### Given exercise
Copy out the listing in full, exactly as written, but not its pictures.

### Dataset records
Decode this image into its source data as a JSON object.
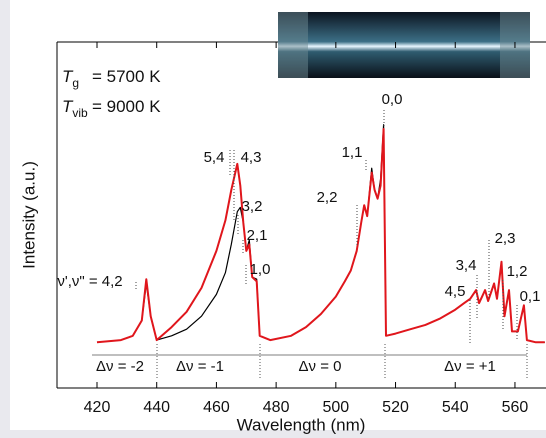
{
  "chart_data": {
    "type": "line",
    "xlabel": "Wavelength (nm)",
    "ylabel": "Intensity (a.u.)",
    "xlim": [
      406.6,
      570.4
    ],
    "ylim": [
      -0.21,
      1.38
    ],
    "xticks": [
      420,
      440,
      460,
      480,
      500,
      520,
      540,
      560
    ],
    "x": [
      420,
      428,
      432,
      435,
      436.5,
      438,
      440,
      445,
      450,
      455,
      460,
      463,
      465,
      467,
      468,
      469,
      470,
      471,
      472,
      473.5,
      474.5,
      478,
      485,
      490,
      495,
      500,
      503,
      505,
      507,
      508.5,
      509.5,
      510.5,
      512,
      513,
      514,
      515,
      516,
      516.8,
      520,
      525,
      530,
      535,
      540,
      543,
      545,
      547,
      548,
      550,
      551,
      553,
      554,
      555.5,
      556.5,
      558,
      559,
      561,
      563,
      564,
      567,
      570
    ],
    "series": [
      {
        "color": "#000000",
        "values": [
          0,
          0.01,
          0.03,
          0.1,
          0.27,
          0.12,
          0.01,
          0.03,
          0.06,
          0.12,
          0.22,
          0.32,
          0.45,
          0.6,
          0.62,
          0.55,
          0.42,
          0.47,
          0.3,
          0.29,
          0.03,
          0.01,
          0.03,
          0.07,
          0.13,
          0.21,
          0.28,
          0.33,
          0.42,
          0.55,
          0.63,
          0.58,
          0.8,
          0.7,
          0.66,
          0.75,
          1.0,
          0.03,
          0.04,
          0.06,
          0.08,
          0.11,
          0.15,
          0.18,
          0.2,
          0.24,
          0.18,
          0.24,
          0.19,
          0.27,
          0.2,
          0.37,
          0.12,
          0.24,
          0.05,
          0.05,
          0.17,
          0.01,
          0,
          0
        ]
      },
      {
        "color": "#e0161c",
        "values": [
          0,
          0.01,
          0.03,
          0.1,
          0.29,
          0.12,
          0.01,
          0.07,
          0.14,
          0.25,
          0.42,
          0.56,
          0.7,
          0.82,
          0.72,
          0.55,
          0.42,
          0.45,
          0.3,
          0.28,
          0.03,
          0.01,
          0.03,
          0.07,
          0.13,
          0.21,
          0.28,
          0.33,
          0.42,
          0.55,
          0.63,
          0.58,
          0.78,
          0.7,
          0.66,
          0.72,
          0.98,
          0.03,
          0.04,
          0.06,
          0.08,
          0.11,
          0.15,
          0.18,
          0.2,
          0.24,
          0.18,
          0.24,
          0.19,
          0.27,
          0.2,
          0.37,
          0.12,
          0.24,
          0.05,
          0.05,
          0.17,
          0.01,
          0,
          0
        ]
      }
    ],
    "conditions": [
      {
        "symbol": "T",
        "subscript": "g",
        "text": "= 5700 K"
      },
      {
        "symbol": "T",
        "subscript": "vib",
        "text": "= 9000 K"
      }
    ],
    "annotations": [
      "0,0",
      "1,1",
      "2,2",
      "5,4",
      "4,3",
      "3,2",
      "2,1",
      "1,0",
      "ν',ν\" = 4,2",
      "4,5",
      "3,4",
      "2,3",
      "1,2",
      "0,1"
    ],
    "band_labels": [
      "Δν = -2",
      "Δν = -1",
      "Δν = 0",
      "Δν = +1"
    ]
  }
}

### Reply to the exercise
Decode this image into its source data as a JSON object.
{
  "chart_data": {
    "type": "line",
    "xlabel": "Wavelength (nm)",
    "ylabel": "Intensity (a.u.)",
    "xlim": [
      406.6,
      570.4
    ],
    "ylim": [
      -0.21,
      1.38
    ],
    "xticks": [
      420,
      440,
      460,
      480,
      500,
      520,
      540,
      560
    ],
    "x": [
      420,
      428,
      432,
      435,
      436.5,
      438,
      440,
      445,
      450,
      455,
      460,
      463,
      465,
      467,
      468,
      469,
      470,
      471,
      472,
      473.5,
      474.5,
      478,
      485,
      490,
      495,
      500,
      503,
      505,
      507,
      508.5,
      509.5,
      510.5,
      512,
      513,
      514,
      515,
      516,
      516.8,
      520,
      525,
      530,
      535,
      540,
      543,
      545,
      547,
      548,
      550,
      551,
      553,
      554,
      555.5,
      556.5,
      558,
      559,
      561,
      563,
      564,
      567,
      570
    ],
    "series": [
      {
        "color": "#000000",
        "values": [
          0,
          0.01,
          0.03,
          0.1,
          0.27,
          0.12,
          0.01,
          0.03,
          0.06,
          0.12,
          0.22,
          0.32,
          0.45,
          0.6,
          0.62,
          0.55,
          0.42,
          0.47,
          0.3,
          0.29,
          0.03,
          0.01,
          0.03,
          0.07,
          0.13,
          0.21,
          0.28,
          0.33,
          0.42,
          0.55,
          0.63,
          0.58,
          0.8,
          0.7,
          0.66,
          0.75,
          1.0,
          0.03,
          0.04,
          0.06,
          0.08,
          0.11,
          0.15,
          0.18,
          0.2,
          0.24,
          0.18,
          0.24,
          0.19,
          0.27,
          0.2,
          0.37,
          0.12,
          0.24,
          0.05,
          0.05,
          0.17,
          0.01,
          0,
          0
        ]
      },
      {
        "color": "#e0161c",
        "values": [
          0,
          0.01,
          0.03,
          0.1,
          0.29,
          0.12,
          0.01,
          0.07,
          0.14,
          0.25,
          0.42,
          0.56,
          0.7,
          0.82,
          0.72,
          0.55,
          0.42,
          0.45,
          0.3,
          0.28,
          0.03,
          0.01,
          0.03,
          0.07,
          0.13,
          0.21,
          0.28,
          0.33,
          0.42,
          0.55,
          0.63,
          0.58,
          0.78,
          0.7,
          0.66,
          0.72,
          0.98,
          0.03,
          0.04,
          0.06,
          0.08,
          0.11,
          0.15,
          0.18,
          0.2,
          0.24,
          0.18,
          0.24,
          0.19,
          0.27,
          0.2,
          0.37,
          0.12,
          0.24,
          0.05,
          0.05,
          0.17,
          0.01,
          0,
          0
        ]
      }
    ],
    "conditions": [
      {
        "symbol": "T",
        "subscript": "g",
        "text": "= 5700 K"
      },
      {
        "symbol": "T",
        "subscript": "vib",
        "text": "= 9000 K"
      }
    ],
    "annotations": [
      "0,0",
      "1,1",
      "2,2",
      "5,4",
      "4,3",
      "3,2",
      "2,1",
      "1,0",
      "ν',ν\" = 4,2",
      "4,5",
      "3,4",
      "2,3",
      "1,2",
      "0,1"
    ],
    "band_labels": [
      "Δν = -2",
      "Δν = -1",
      "Δν = 0",
      "Δν = +1"
    ]
  }
}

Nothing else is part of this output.